**Your task:** Give the number of lines below that contain the word "ersten", and nothing else.

**Task inputs:**

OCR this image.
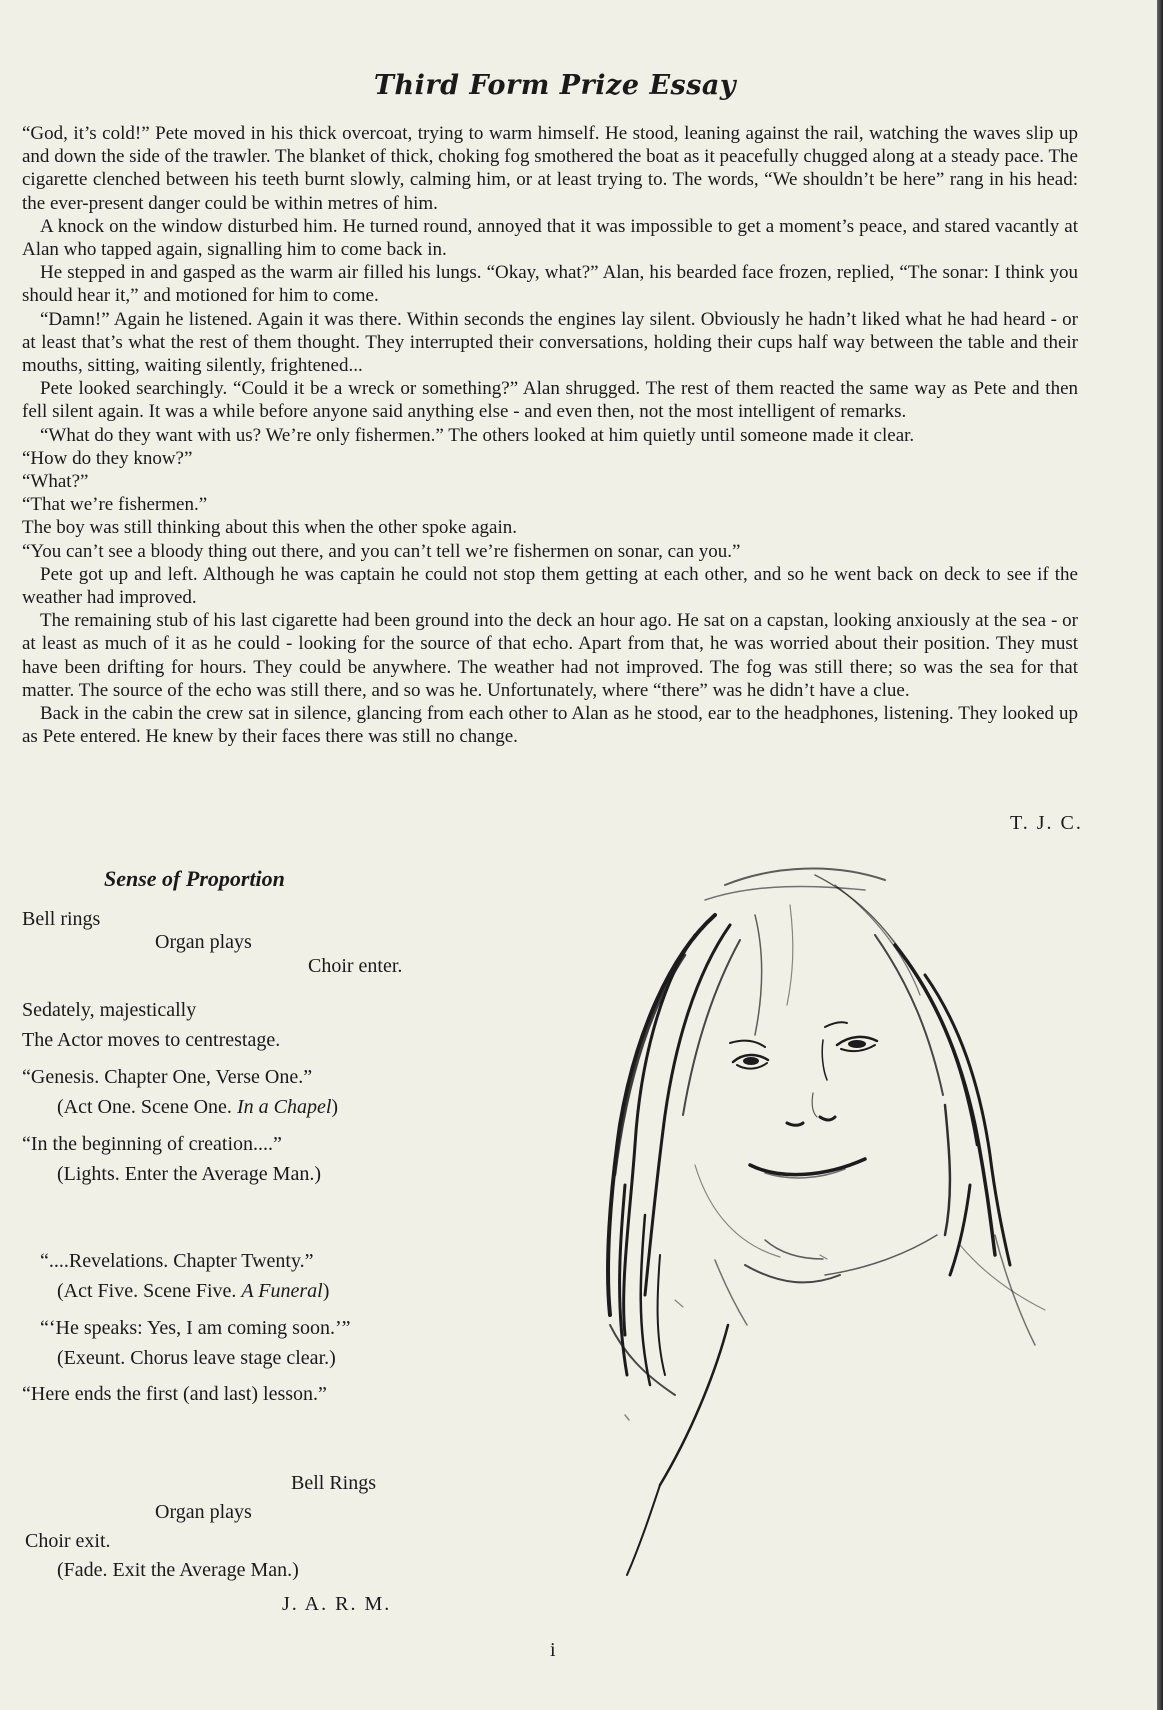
Third Form Prize Essay

“God, it’s cold!” Pete moved in his thick overcoat, trying to warm himself. He stood, leaning against the rail, watching the waves slip up and down the side of the trawler. The blanket of thick, choking fog smothered the boat as it peacefully chugged along at a steady pace. The cigarette clenched between his teeth burnt slowly, calming him, or at least trying to. The words, “We shouldn’t be here” rang in his head: the ever-present danger could be within metres of him.

A knock on the window disturbed him. He turned round, annoyed that it was impossible to get a moment’s peace, and stared vacantly at Alan who tapped again, signalling him to come back in.

He stepped in and gasped as the warm air filled his lungs. “Okay, what?” Alan, his bearded face frozen, replied, “The sonar: I think you should hear it,” and motioned for him to come.

“Damn!” Again he listened. Again it was there. Within seconds the engines lay silent. Obviously he hadn’t liked what he had heard - or at least that’s what the rest of them thought. They interrupted their conversations, holding their cups half way between the table and their mouths, sitting, waiting silently, frightened...

Pete looked searchingly. “Could it be a wreck or something?” Alan shrugged. The rest of them reacted the same way as Pete and then fell silent again. It was a while before anyone said anything else - and even then, not the most intelligent of remarks.

“What do they want with us? We’re only fishermen.” The others looked at him quietly until someone made it clear.

“How do they know?”

“What?”

“That we’re fishermen.”

The boy was still thinking about this when the other spoke again.

“You can’t see a bloody thing out there, and you can’t tell we’re fishermen on sonar, can you.”

Pete got up and left. Although he was captain he could not stop them getting at each other, and so he went back on deck to see if the weather had improved.

The remaining stub of his last cigarette had been ground into the deck an hour ago. He sat on a capstan, looking anxiously at the sea - or at least as much of it as he could - looking for the source of that echo. Apart from that, he was worried about their position. They must have been drifting for hours. They could be anywhere. The weather had not improved. The fog was still there; so was the sea for that matter. The source of the echo was still there, and so was he. Unfortunately, where “there” was he didn’t have a clue.

Back in the cabin the crew sat in silence, glancing from each other to Alan as he stood, ear to the headphones, listening. They looked up as Pete entered. He knew by their faces there was still no change.

T. J. C.
Sense of Proportion
Bell rings
Organ plays
Choir enter.
Sedately, majestically
The Actor moves to centrestage.
“Genesis. Chapter One, Verse One.”
(Act One. Scene One. In a Chapel)
“In the beginning of creation....”
(Lights. Enter the Average Man.)
“....Revelations. Chapter Twenty.”
(Act Five. Scene Five. A Funeral)
“‘He speaks: Yes, I am coming soon.’”
(Exeunt. Chorus leave stage clear.)
“Here ends the first (and last) lesson.”
Bell Rings
Organ plays
Choir exit.
(Fade. Exit the Average Man.)
J. A. R. M.
i
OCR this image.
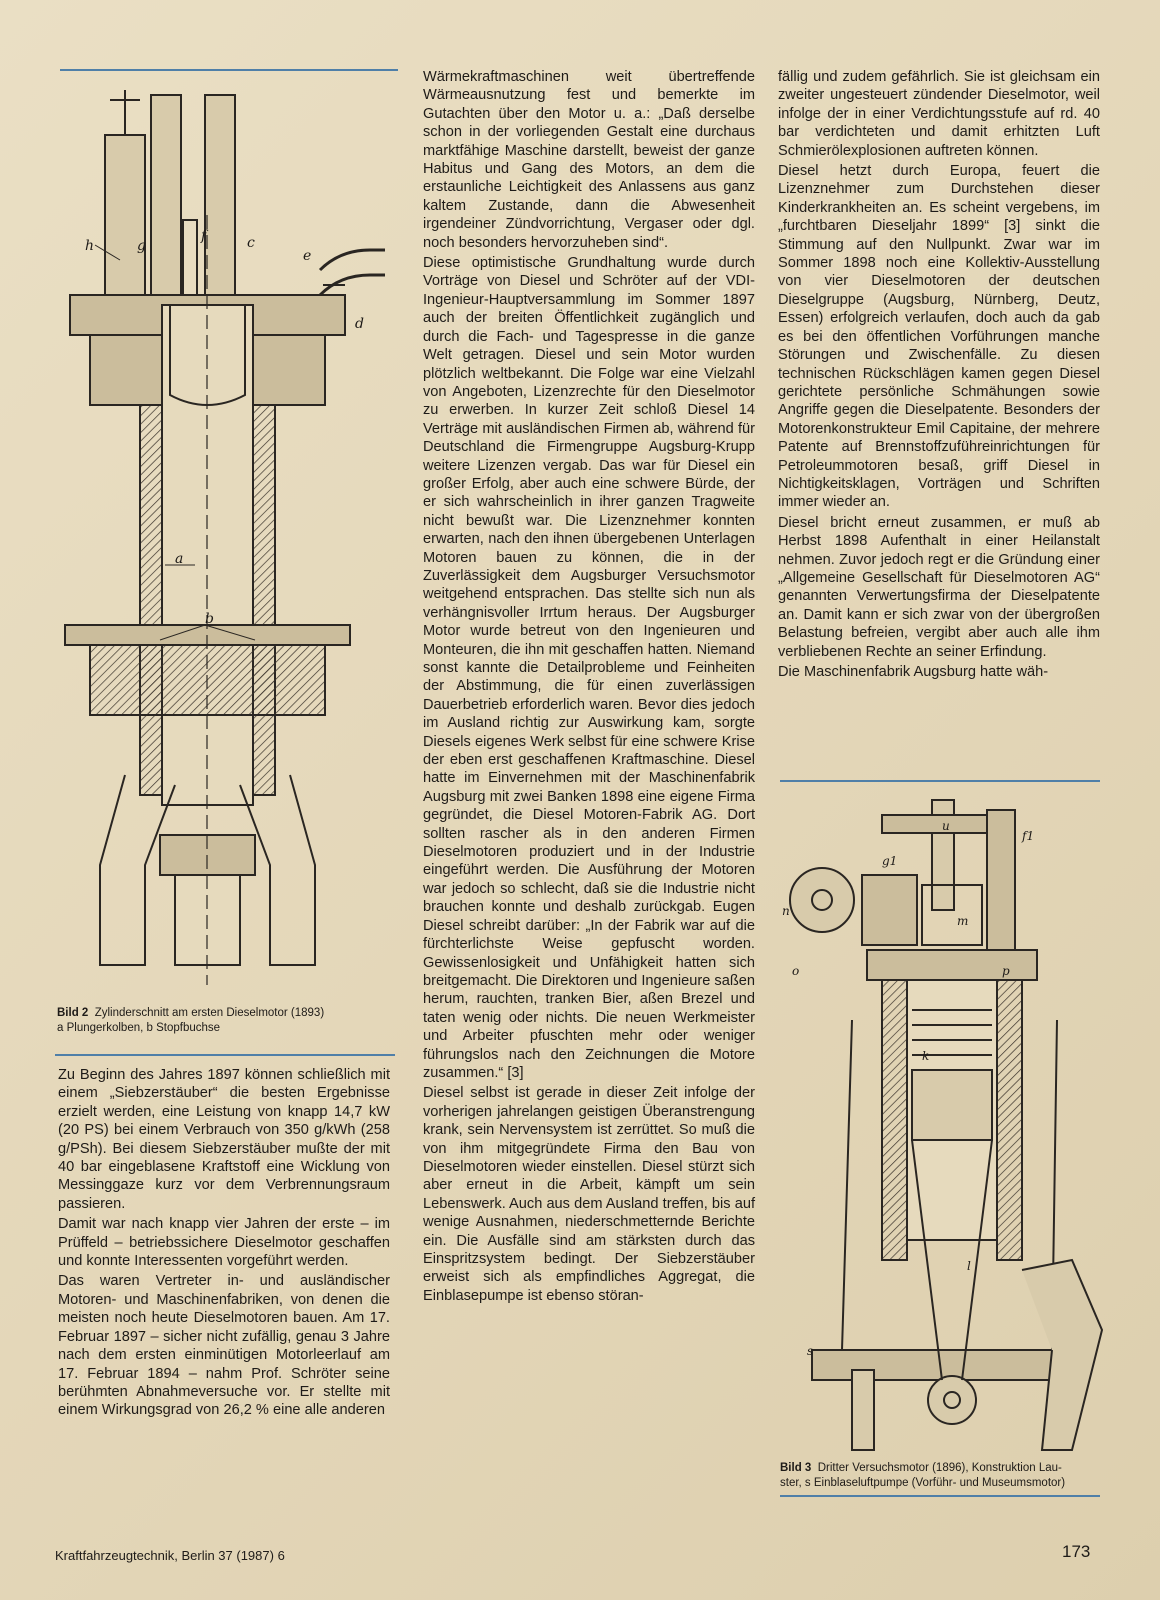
h	g
f	c
e
d
a
b
Bild 2 Zylinderschnitt am ersten Dieselmotor (1893)
a Plungerkolben, b Stopfbuchse

Zu Beginn des Jahres 1897 können schließlich mit einem „Siebzerstäuber“ die besten Ergebnisse erzielt werden, eine Leistung von knapp 14,7 kW (20 PS) bei einem Verbrauch von 350 g/kWh (258 g/PSh). Bei diesem Siebzerstäuber mußte der mit 40 bar eingeblasene Kraftstoff eine Wicklung von Messinggaze kurz vor dem Verbrennungsraum passieren.

Damit war nach knapp vier Jahren der erste – im Prüffeld – betriebssichere Dieselmotor geschaffen und konnte Interessenten vorgeführt werden.

Das waren Vertreter in- und ausländischer Motoren- und Maschinenfabriken, von denen die meisten noch heute Dieselmotoren bauen. Am 17. Februar 1897 – sicher nicht zufällig, genau 3 Jahre nach dem ersten einminütigen Motorleerlauf am 17. Februar 1894 – nahm Prof. Schröter seine berühmten Abnahmeversuche vor. Er stellte mit einem Wirkungsgrad von 26,2 % eine alle anderen

Wärmekraftmaschinen weit übertreffende Wärmeausnutzung fest und bemerkte im Gutachten über den Motor u. a.: „Daß derselbe schon in der vorliegenden Gestalt eine durchaus marktfähige Maschine darstellt, beweist der ganze Habitus und Gang des Motors, an dem die erstaunliche Leichtigkeit des Anlassens aus ganz kaltem Zustande, dann die Abwesenheit irgendeiner Zündvorrichtung, Vergaser oder dgl. noch besonders hervorzuheben sind“.

Diese optimistische Grundhaltung wurde durch Vorträge von Diesel und Schröter auf der VDI-Ingenieur-Hauptversammlung im Sommer 1897 auch der breiten Öffentlichkeit zugänglich und durch die Fach- und Tagespresse in die ganze Welt getragen. Diesel und sein Motor wurden plötzlich weltbekannt. Die Folge war eine Vielzahl von Angeboten, Lizenzrechte für den Dieselmotor zu erwerben. In kurzer Zeit schloß Diesel 14 Verträge mit ausländischen Firmen ab, während für Deutschland die Firmengruppe Augsburg-Krupp weitere Lizenzen vergab. Das war für Diesel ein großer Erfolg, aber auch eine schwere Bürde, der er sich wahrscheinlich in ihrer ganzen Tragweite nicht bewußt war. Die Lizenznehmer konnten erwarten, nach den ihnen übergebenen Unterlagen Motoren bauen zu können, die in der Zuverlässigkeit dem Augsburger Versuchsmotor weitgehend entsprachen. Das stellte sich nun als verhängnisvoller Irrtum heraus. Der Augsburger Motor wurde betreut von den Ingenieuren und Monteuren, die ihn mit geschaffen hatten. Niemand sonst kannte die Detailprobleme und Feinheiten der Abstimmung, die für einen zuverlässigen Dauerbetrieb erforderlich waren. Bevor dies jedoch im Ausland richtig zur Auswirkung kam, sorgte Diesels eigenes Werk selbst für eine schwere Krise der eben erst geschaffenen Kraftmaschine. Diesel hatte im Einvernehmen mit der Maschinenfabrik Augsburg mit zwei Banken 1898 eine eigene Firma gegründet, die Diesel Motoren-Fabrik AG. Dort sollten rascher als in den anderen Firmen Dieselmotoren produziert und in der Industrie eingeführt werden. Die Ausführung der Motoren war jedoch so schlecht, daß sie die Industrie nicht brauchen konnte und deshalb zurückgab. Eugen Diesel schreibt darüber: „In der Fabrik war auf die fürchterlichste Weise gepfuscht worden. Gewissenlosigkeit und Unfähigkeit hatten sich breitgemacht. Die Direktoren und Ingenieure saßen herum, rauchten, tranken Bier, aßen Brezel und taten wenig oder nichts. Die neuen Werkmeister und Arbeiter pfuschten mehr oder weniger führungslos nach den Zeichnungen die Motore zusammen.“ [3]

Diesel selbst ist gerade in dieser Zeit infolge der vorherigen jahrelangen geistigen Überanstrengung krank, sein Nervensystem ist zerrüttet. So muß die von ihm mitgegründete Firma den Bau von Dieselmotoren wieder einstellen. Diesel stürzt sich aber erneut in die Arbeit, kämpft um sein Lebenswerk. Auch aus dem Ausland treffen, bis auf wenige Ausnahmen, niederschmetternde Berichte ein. Die Ausfälle sind am stärksten durch das Einspritzsystem bedingt. Der Siebzerstäuber erweist sich als empfindliches Aggregat, die Einblasepumpe ist ebenso störan-

fällig und zudem gefährlich. Sie ist gleichsam ein zweiter ungesteuert zündender Dieselmotor, weil infolge der in einer Verdichtungsstufe auf rd. 40 bar verdichteten und damit erhitzten Luft Schmierölexplosionen auftreten können.

Diesel hetzt durch Europa, feuert die Lizenznehmer zum Durchstehen dieser Kinderkrankheiten an. Es scheint vergebens, im „furchtbaren Dieseljahr 1899“ [3] sinkt die Stimmung auf den Nullpunkt. Zwar war im Sommer 1898 noch eine Kollektiv-Ausstellung von vier Dieselmotoren der deutschen Dieselgruppe (Augsburg, Nürnberg, Deutz, Essen) erfolgreich verlaufen, doch auch da gab es bei den öffentlichen Vorführungen manche Störungen und Zwischenfälle. Zu diesen technischen Rückschlägen kamen gegen Diesel gerichtete persönliche Schmähungen sowie Angriffe gegen die Dieselpatente. Besonders der Motorenkonstrukteur Emil Capitaine, der mehrere Patente auf Brennstoffzuführeinrichtungen für Petroleummotoren besaß, griff Diesel in Nichtigkeitsklagen, Vorträgen und Schriften immer wieder an.

Diesel bricht erneut zusammen, er muß ab Herbst 1898 Aufenthalt in einer Heilanstalt nehmen. Zuvor jedoch regt er die Gründung einer „Allgemeine Gesellschaft für Dieselmotoren AG“ genannten Verwertungsfirma der Dieselpatente an. Damit kann er sich zwar von der übergroßen Belastung befreien, vergibt aber auch alle ihm verbliebenen Rechte an seiner Erfindung.

Die Maschinenfabrik Augsburg hatte wäh-

u
f1
g1
n
o
m
p
k
l
s
Bild 3 Dritter Versuchsmotor (1896), Konstruktion Lau-
ster, s Einblaseluftpumpe (Vorführ- und Museumsmotor)
Kraftfahrzeugtechnik, Berlin 37 (1987) 6	173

**Answer box:** 2